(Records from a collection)

-*-*-

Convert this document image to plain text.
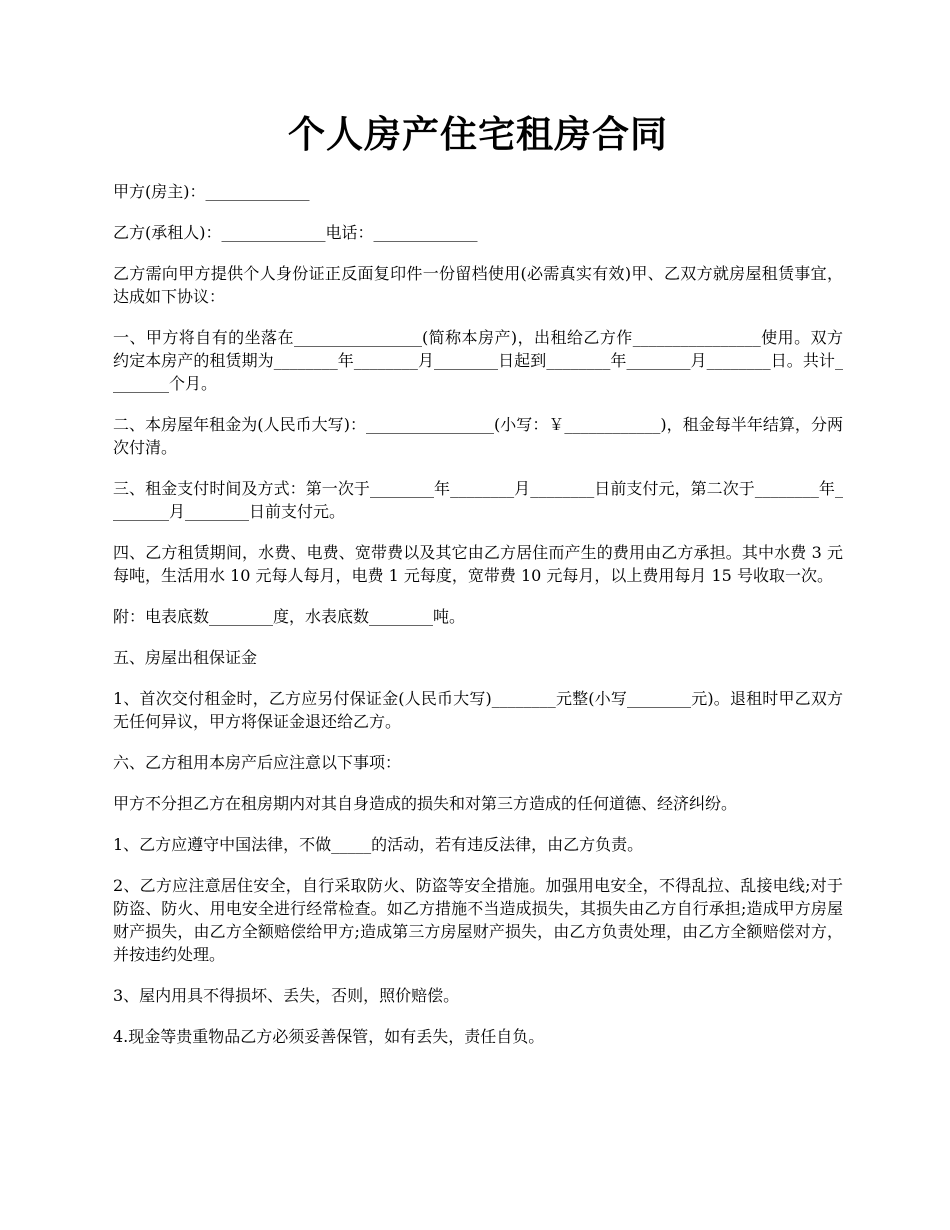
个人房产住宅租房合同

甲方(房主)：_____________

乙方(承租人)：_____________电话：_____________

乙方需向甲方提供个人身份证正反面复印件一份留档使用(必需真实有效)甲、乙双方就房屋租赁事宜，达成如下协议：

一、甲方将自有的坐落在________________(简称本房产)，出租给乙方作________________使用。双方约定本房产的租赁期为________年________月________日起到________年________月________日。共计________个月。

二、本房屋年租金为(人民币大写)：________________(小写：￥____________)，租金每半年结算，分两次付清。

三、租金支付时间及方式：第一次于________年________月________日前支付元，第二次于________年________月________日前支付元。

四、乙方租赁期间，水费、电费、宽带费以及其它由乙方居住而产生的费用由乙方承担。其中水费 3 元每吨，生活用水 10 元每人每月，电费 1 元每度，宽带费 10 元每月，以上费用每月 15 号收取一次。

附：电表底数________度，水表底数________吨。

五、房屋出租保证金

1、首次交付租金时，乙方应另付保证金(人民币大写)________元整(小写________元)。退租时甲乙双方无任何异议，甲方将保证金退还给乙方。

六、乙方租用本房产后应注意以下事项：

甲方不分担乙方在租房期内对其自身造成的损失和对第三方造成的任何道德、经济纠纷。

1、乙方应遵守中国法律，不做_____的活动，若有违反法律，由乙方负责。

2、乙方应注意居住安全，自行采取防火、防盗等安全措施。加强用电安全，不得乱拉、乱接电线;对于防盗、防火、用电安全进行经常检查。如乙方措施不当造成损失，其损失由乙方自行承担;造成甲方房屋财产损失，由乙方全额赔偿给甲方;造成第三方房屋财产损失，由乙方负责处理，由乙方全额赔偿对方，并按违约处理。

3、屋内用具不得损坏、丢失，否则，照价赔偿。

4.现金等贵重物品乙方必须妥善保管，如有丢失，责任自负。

-*-*-

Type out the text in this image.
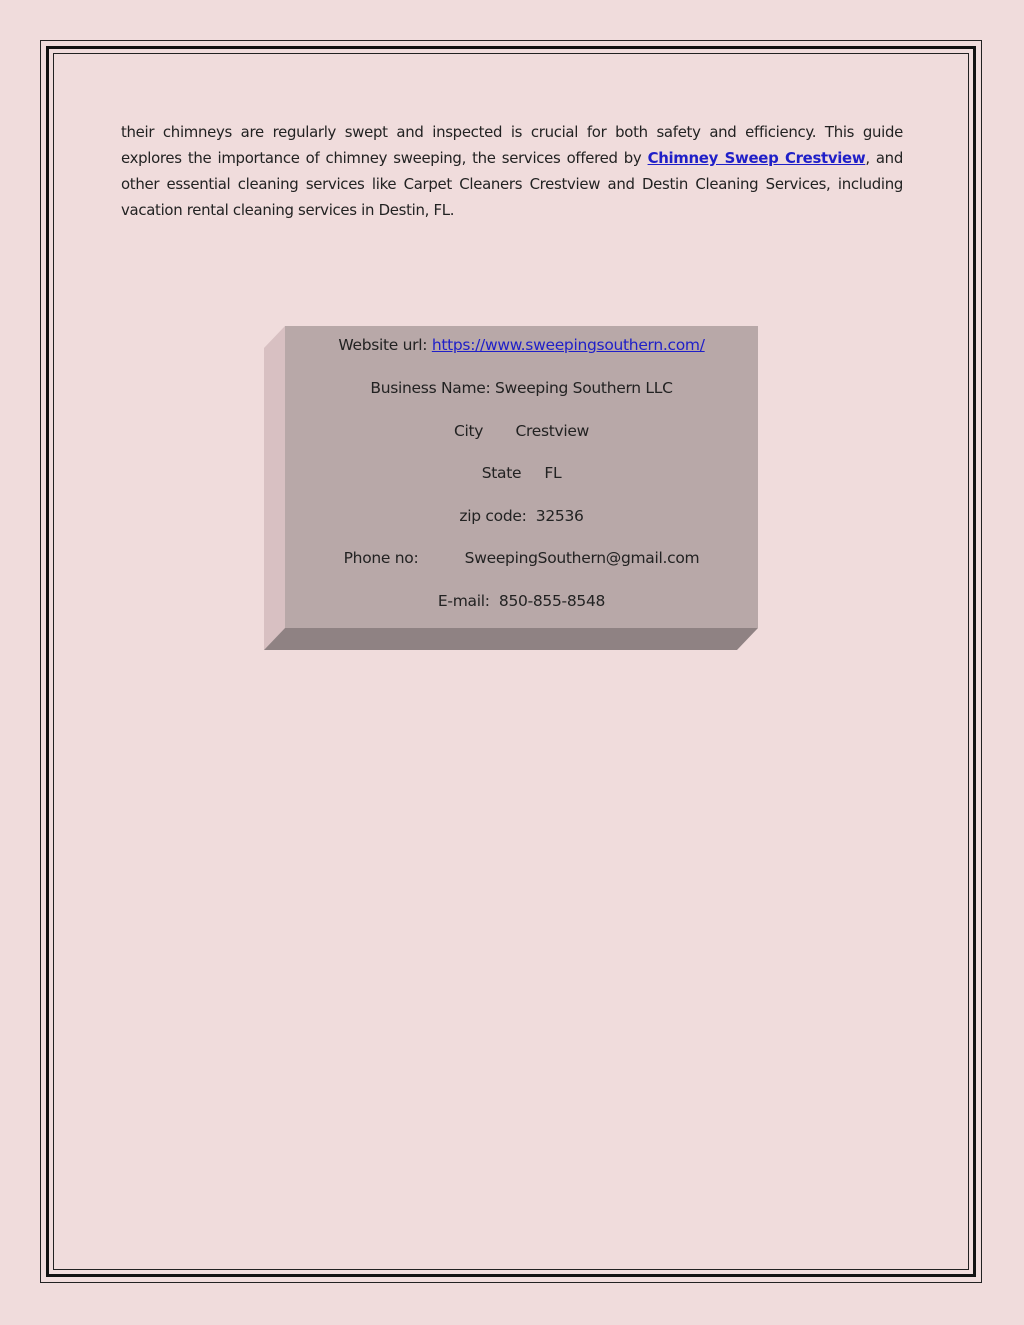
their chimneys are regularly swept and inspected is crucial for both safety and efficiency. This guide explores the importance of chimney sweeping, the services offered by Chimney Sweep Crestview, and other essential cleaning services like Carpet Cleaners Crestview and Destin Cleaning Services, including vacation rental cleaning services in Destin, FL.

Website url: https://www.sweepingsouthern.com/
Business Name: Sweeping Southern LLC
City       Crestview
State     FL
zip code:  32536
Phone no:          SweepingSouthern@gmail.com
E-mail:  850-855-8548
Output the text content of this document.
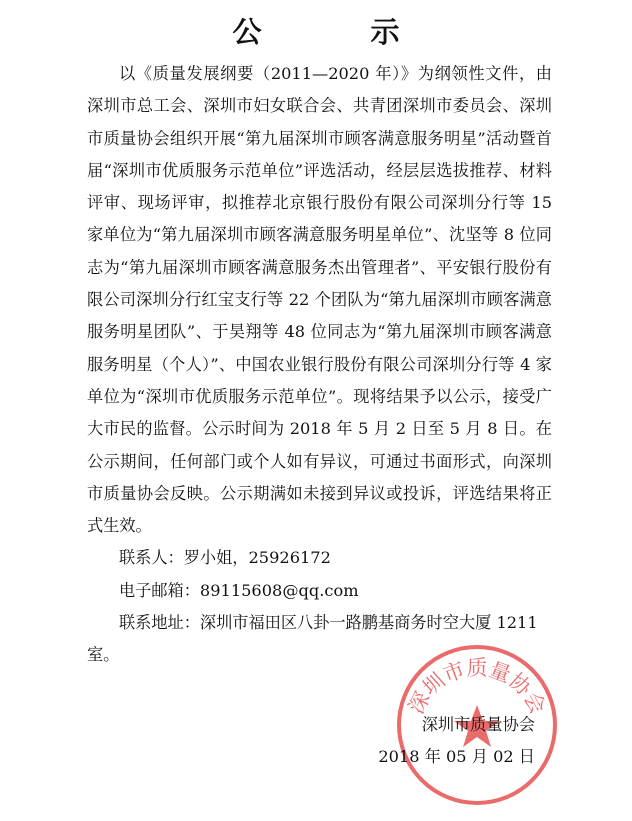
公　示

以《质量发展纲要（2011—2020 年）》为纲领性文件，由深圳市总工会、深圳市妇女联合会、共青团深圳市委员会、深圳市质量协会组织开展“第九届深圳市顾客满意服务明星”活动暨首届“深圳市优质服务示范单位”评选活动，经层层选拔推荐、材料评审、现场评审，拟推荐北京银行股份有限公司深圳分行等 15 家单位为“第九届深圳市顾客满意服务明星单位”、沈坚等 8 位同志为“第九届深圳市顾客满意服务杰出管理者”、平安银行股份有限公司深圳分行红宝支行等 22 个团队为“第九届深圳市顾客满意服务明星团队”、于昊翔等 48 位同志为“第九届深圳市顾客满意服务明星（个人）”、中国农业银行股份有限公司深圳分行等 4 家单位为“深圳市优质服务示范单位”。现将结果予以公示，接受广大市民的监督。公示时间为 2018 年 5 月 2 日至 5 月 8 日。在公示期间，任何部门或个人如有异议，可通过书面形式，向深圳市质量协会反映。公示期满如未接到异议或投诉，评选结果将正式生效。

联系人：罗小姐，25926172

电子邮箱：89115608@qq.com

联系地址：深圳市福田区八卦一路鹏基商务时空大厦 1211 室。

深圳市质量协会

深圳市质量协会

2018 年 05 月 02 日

-*-*-

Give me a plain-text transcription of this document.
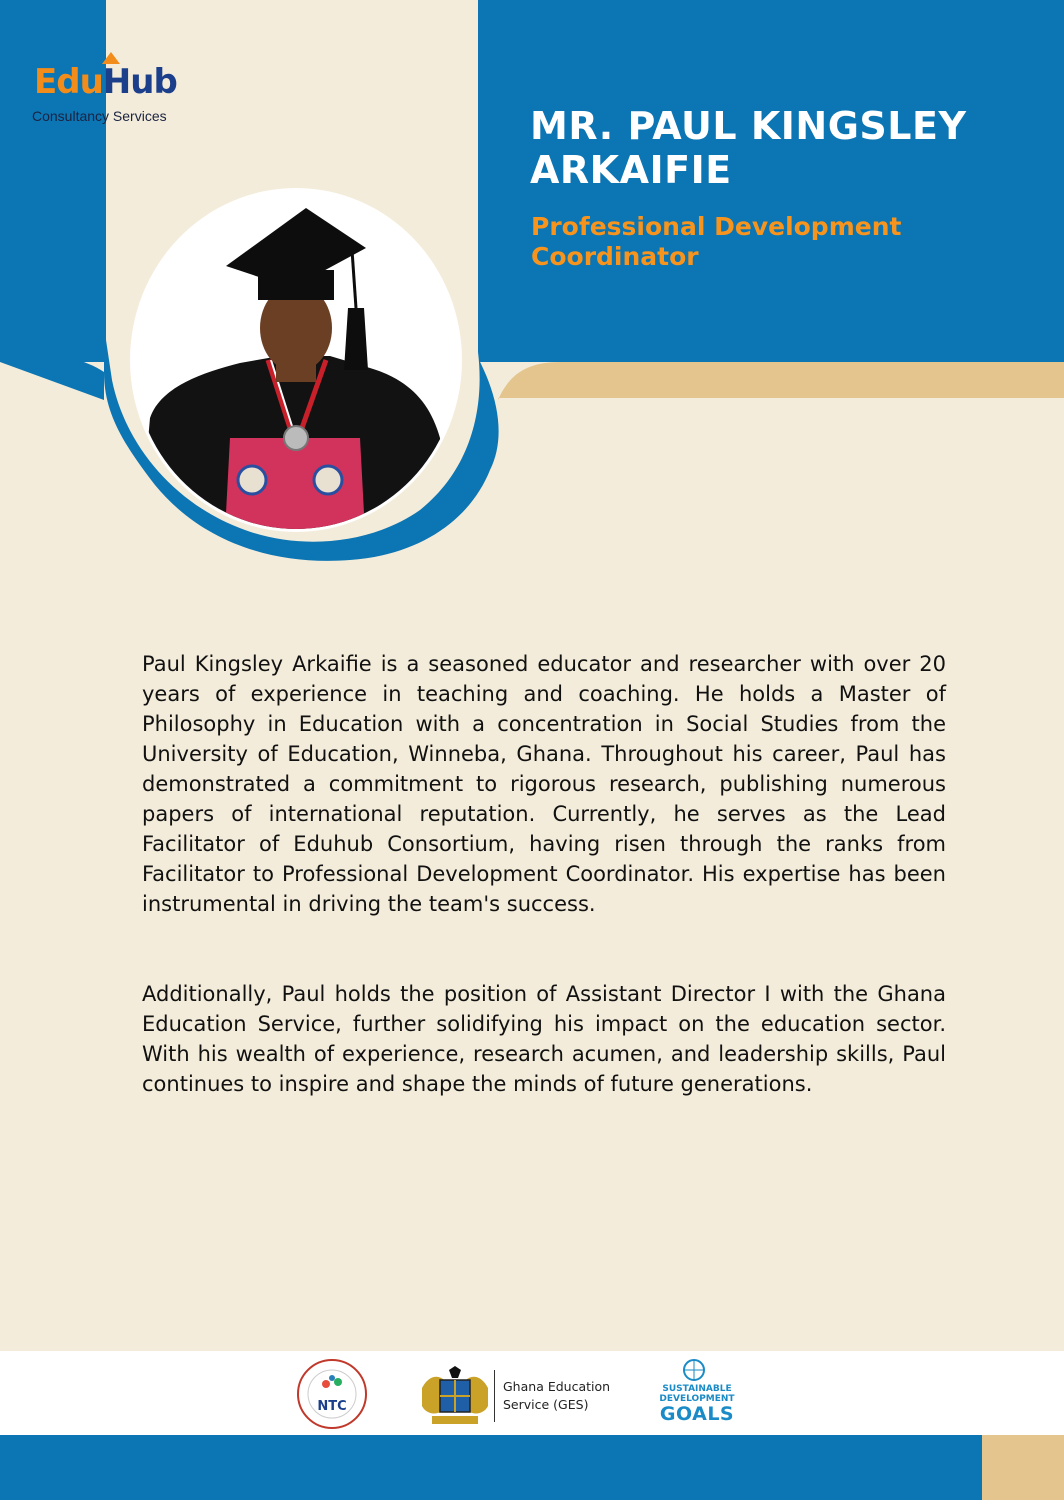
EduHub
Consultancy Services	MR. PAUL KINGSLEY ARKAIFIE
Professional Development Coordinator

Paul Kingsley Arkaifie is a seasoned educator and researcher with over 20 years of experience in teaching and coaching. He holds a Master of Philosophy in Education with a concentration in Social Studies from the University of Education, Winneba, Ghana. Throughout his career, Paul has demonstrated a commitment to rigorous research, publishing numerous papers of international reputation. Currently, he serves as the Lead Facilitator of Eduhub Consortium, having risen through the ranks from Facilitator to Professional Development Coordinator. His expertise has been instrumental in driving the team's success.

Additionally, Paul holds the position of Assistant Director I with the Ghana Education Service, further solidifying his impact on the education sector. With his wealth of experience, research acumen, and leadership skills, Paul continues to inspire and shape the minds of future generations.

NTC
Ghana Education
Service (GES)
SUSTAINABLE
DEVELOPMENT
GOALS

-*-*-

*WORK REQUIRED*: Of the lines in the data, how many hold the string "document"? State the number, nothing else.

*RESPONSE BELOW*: 3